> **Text segment**
This Week in Petroleum 5-16-07

2nd Update

This Week in Petroleum was just released, and the focus was the gasoline situation. Some excerpts:

Why are gasoline prices so high?

Gasoline inventories have recently been drawn down at a dramatic rate to bridge the gap between supply and demand (see Figure 4, in the Weekly Petroleum Status Report (WPSR)). Over 12 consecutive weeks during February, March, and April, total gasoline inventories declined by a cumulative total of more than 34 million barrels (15 percent). This is the sharpest decline in gasoline inventories over a consecutive 12-week period in EIA’s recorded historical data.

Is there an end in sight or will gasoline prices continue to rise all summer?

Although gasoline inventories are expected to remain lower than normal throughout the summer, high prices have encouraged more supply and inventories have increased slightly the last two weeks. Domestic gasoline production has increased by more than 500,000 barrels per day in the last three weeks and total gasoline imports (including blending components) during the week ending May 11, rose above 1.5 million barrels per day, making that week the fifth highest weekly import volume ever and the highest since last May. Should imports continue at such levels and more domestic refinery capacity come back online, supplies will improve and wholesale prices could come down. However, with gasoline inventories likely to remain low all summer, retail prices are expected to remain close to $3 per gallon during the entire summer season. Prices could rise again towards the end of summer if demand surges, as it often does, in late July and August.


This week’s numbers were just released. I was correct, in that we had a build. I was also correct that it would fall short of what we need to stay out of an unprecedented Memorial Day inventory situation:

U.S. commercial crude oil inventories (excluding those in the Strategic Petroleum Reserve) rose by 1.0 million barrels compared to the previous week. At 342.2 million barrels, U.S. crude oil inventories are just below the upper end of the average range for this time of year. Total motor gasoline inventories climbed by 1.7 million barrels last week, but remain well below the lower end of the average range. Distillate fuel inventories increased by 1.0 million barrels per day, and are at the upper end of the average range for this time of year.

So, we now have 2 weeks in which to gain (200.7-195.2), or 5.5 million barrels, else we set a record low for Memorial Day. So we will need to average 2.75 million barrels each of the next two weeks. Impossible? No. Unlikely? Yes. The significance? I have been kicking that around. We could get off with no real problems, other than higher prices. What these low inventory levels do is increase the level of risk in case of an emergency of some sort. If a hurricane shuts down major production, we could see gas outages and a very fast runup in gasoline prices. Time will tell whether we luck out this summer.

> **Data**

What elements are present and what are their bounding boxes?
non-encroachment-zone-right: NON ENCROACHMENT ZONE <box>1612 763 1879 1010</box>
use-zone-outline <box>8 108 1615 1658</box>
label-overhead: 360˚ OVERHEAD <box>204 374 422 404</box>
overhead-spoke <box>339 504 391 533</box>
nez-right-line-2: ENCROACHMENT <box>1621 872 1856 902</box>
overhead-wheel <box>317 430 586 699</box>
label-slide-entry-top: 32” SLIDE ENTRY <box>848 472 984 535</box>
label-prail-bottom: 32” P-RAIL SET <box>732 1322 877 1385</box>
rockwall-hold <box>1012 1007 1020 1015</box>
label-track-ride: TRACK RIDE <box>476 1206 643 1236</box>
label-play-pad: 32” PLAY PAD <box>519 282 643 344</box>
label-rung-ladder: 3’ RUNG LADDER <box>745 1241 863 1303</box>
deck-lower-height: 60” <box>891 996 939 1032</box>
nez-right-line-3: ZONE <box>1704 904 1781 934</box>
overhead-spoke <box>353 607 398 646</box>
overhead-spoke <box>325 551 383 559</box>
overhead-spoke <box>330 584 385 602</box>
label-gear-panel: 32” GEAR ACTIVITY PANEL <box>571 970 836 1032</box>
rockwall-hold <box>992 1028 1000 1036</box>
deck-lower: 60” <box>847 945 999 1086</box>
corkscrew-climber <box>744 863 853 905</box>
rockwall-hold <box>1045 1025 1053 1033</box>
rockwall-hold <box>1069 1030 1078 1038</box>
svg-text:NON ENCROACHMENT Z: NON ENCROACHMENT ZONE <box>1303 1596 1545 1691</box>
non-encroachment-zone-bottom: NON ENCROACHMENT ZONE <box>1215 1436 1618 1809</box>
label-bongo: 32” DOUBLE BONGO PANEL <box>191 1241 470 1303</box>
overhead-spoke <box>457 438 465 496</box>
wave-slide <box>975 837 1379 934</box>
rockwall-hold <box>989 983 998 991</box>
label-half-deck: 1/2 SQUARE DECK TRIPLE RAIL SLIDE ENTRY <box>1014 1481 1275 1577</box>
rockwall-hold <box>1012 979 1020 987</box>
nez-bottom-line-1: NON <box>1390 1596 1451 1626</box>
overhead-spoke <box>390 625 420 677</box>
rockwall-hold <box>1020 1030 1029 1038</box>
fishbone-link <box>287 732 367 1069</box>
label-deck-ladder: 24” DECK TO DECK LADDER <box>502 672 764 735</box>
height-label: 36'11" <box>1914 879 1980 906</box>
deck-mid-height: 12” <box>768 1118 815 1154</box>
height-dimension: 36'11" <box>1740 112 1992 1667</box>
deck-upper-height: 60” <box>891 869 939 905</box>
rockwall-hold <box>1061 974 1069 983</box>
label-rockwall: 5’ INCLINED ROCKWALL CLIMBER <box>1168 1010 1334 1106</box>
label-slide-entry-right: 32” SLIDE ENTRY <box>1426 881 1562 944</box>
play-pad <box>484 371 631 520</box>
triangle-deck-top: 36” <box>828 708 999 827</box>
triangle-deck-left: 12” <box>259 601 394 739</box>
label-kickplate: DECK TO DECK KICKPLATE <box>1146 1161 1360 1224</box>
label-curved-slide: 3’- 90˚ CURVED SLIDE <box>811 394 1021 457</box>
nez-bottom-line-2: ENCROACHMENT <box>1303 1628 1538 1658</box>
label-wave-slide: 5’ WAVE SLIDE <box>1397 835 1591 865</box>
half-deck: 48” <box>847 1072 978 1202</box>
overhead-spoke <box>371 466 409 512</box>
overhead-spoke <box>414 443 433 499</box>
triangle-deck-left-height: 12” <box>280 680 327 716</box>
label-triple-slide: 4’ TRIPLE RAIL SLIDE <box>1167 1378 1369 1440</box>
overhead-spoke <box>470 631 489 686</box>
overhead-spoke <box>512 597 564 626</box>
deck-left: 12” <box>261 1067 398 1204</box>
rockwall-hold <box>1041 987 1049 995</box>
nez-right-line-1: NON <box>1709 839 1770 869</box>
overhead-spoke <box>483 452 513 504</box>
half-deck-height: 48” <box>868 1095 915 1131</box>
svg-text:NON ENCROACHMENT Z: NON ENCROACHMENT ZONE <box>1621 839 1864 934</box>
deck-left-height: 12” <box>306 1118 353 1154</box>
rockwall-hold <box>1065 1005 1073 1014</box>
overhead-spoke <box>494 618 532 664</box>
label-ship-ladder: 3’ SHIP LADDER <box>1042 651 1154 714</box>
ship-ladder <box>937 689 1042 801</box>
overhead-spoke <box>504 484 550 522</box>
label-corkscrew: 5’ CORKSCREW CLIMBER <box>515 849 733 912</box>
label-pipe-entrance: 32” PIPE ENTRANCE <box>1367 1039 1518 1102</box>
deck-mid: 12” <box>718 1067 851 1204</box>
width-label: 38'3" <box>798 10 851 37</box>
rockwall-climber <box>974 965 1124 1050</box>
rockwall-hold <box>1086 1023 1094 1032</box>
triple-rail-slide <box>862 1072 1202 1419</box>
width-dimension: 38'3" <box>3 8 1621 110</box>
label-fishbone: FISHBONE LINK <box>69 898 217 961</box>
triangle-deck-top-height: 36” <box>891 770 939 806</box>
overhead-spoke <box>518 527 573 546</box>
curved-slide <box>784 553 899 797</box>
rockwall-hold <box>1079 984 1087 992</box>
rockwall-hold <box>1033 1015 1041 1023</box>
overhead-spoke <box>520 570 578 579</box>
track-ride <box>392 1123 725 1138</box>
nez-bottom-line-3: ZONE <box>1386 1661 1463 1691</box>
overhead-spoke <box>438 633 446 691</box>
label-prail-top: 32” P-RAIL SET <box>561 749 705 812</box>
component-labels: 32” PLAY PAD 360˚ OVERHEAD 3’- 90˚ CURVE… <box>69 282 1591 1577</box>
* * *
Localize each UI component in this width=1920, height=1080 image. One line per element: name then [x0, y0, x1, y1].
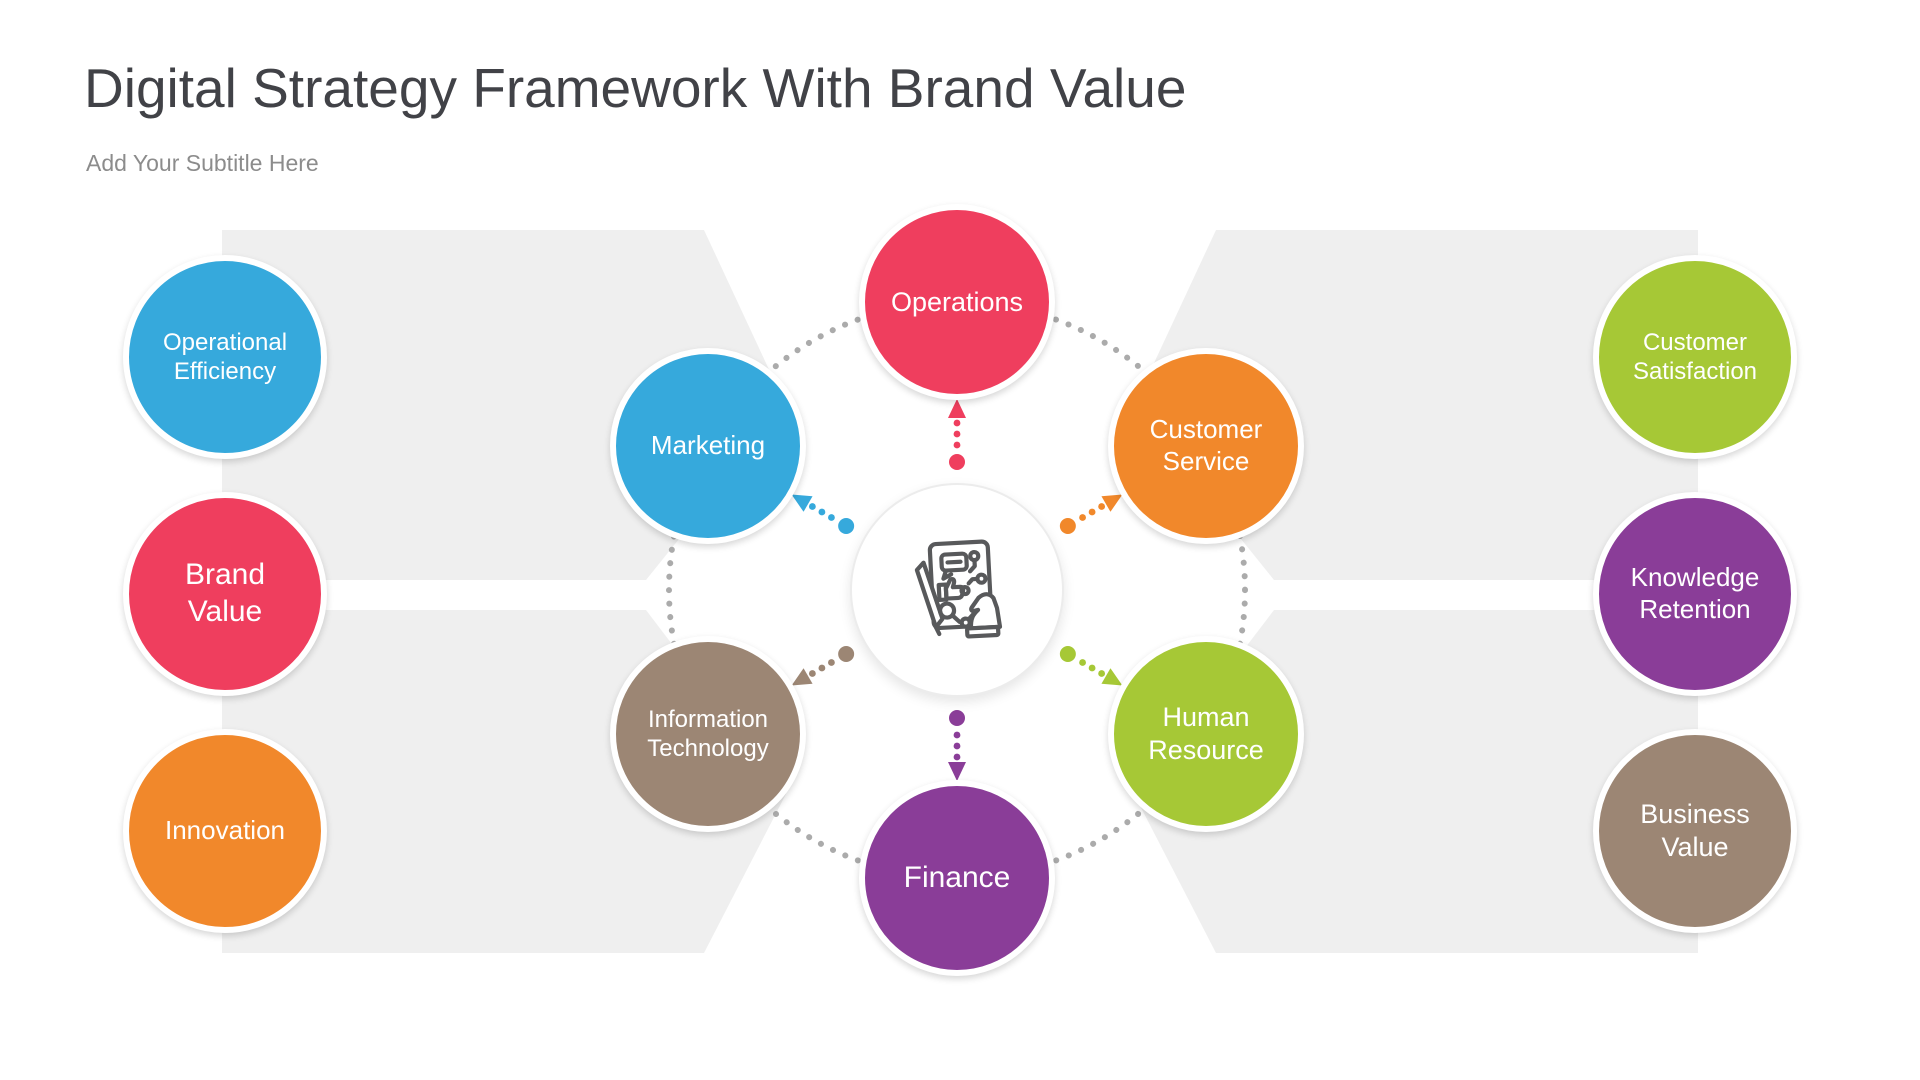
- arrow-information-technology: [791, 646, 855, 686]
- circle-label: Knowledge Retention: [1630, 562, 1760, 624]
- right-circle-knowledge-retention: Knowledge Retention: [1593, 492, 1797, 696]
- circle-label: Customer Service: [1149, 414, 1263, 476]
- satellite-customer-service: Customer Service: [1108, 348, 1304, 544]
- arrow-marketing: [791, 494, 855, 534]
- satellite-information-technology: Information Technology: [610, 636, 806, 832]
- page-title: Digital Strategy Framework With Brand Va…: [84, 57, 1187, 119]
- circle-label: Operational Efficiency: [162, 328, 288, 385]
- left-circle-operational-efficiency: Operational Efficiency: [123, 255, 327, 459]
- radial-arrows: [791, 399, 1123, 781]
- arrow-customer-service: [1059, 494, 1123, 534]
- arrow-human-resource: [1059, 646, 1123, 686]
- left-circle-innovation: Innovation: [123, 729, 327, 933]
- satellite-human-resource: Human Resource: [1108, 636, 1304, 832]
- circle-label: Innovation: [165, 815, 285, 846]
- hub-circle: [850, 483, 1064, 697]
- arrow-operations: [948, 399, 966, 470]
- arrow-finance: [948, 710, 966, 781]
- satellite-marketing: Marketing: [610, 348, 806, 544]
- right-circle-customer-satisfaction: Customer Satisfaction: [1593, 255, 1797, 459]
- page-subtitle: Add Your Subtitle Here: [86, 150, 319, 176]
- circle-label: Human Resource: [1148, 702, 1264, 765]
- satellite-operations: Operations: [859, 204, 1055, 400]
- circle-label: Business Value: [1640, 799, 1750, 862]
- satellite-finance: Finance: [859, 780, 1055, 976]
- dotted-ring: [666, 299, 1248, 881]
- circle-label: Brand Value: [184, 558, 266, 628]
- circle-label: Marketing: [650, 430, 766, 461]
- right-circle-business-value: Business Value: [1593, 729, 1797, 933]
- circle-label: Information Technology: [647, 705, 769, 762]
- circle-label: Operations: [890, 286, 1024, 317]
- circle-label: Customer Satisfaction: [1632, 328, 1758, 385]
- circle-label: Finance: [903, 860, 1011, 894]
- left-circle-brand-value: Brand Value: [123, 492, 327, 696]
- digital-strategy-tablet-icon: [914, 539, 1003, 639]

> **Short task**
Answer these questions using the gasoline inventory text:
(a) Over the 12 consecutive weeks in February, March, and April, by how much did total gasoline inventories decline?
(b) Close to what retail price are gasoline prices expected to remain during the summer season?
(c) How many barrels must be gained in the next 2 weeks to avoid a record low for Memorial Day?

> **Response to this exercise**
(a) By a cumulative total of more than 34 million barrels (15 percent).
(b) $3 per gallon.
(c) 5.5 million barrels, or an average of 2.75 million barrels in each of the two weeks.